- [PROBLEM] Copy out the lines starting at the one containing "Patent image size: (1287, 490)." and ending at the one containing "The light-guide plate 6 is at (831, 280).", including both of those lines.

- [DATA FOR THIS EXERCISE]
____

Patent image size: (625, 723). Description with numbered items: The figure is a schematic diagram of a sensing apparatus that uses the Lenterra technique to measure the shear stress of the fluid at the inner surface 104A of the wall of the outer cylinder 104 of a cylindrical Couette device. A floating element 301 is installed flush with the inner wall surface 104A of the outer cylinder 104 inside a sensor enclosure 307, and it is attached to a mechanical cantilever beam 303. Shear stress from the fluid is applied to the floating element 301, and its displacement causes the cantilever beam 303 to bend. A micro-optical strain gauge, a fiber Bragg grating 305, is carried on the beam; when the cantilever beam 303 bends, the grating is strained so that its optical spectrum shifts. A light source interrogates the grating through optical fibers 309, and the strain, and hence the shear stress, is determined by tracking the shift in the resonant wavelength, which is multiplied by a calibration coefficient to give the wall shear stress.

____

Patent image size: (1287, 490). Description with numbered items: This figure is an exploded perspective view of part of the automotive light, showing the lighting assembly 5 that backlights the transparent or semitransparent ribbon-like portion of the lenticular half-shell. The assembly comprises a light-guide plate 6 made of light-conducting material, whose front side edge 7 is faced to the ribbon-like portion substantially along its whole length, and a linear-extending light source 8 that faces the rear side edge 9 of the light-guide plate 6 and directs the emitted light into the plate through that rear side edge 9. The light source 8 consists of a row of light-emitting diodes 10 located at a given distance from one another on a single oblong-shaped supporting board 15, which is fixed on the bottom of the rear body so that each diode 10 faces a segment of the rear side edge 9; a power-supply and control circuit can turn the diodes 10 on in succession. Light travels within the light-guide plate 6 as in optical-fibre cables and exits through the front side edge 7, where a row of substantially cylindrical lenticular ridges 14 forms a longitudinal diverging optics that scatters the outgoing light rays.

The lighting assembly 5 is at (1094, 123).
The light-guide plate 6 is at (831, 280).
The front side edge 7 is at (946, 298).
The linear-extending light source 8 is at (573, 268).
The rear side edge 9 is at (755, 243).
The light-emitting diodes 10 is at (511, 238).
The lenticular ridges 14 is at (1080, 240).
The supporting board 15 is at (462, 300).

____

- [SOLUTION FOR THIS EXERCISE]
Patent image size: (1287, 490). Description with numbered items: This figure is an exploded perspective view of part of the automotive light, showing the lighting assembly 5 that backlights the transparent or semitransparent ribbon-like portion of the lenticular half-shell. The assembly comprises a light-guide plate 6 made of light-conducting material, whose front side edge 7 is faced to the ribbon-like portion substantially along its whole length, and a linear-extending light source 8 that faces the rear side edge 9 of the light-guide plate 6 and directs the emitted light into the plate through that rear side edge 9. The light source 8 consists of a row of light-emitting diodes 10 located at a given distance from one another on a single oblong-shaped supporting board 15, which is fixed on the bottom of the rear body so that each diode 10 faces a segment of the rear side edge 9; a power-supply and control circuit can turn the diodes 10 on in succession. Light travels within the light-guide plate 6 as in optical-fibre cables and exits through the front side edge 7, where a row of substantially cylindrical lenticular ridges 14 forms a longitudinal diverging optics that scatters the outgoing light rays.

The lighting assembly 5 is at (1094, 123).
The light-guide plate 6 is at (831, 280).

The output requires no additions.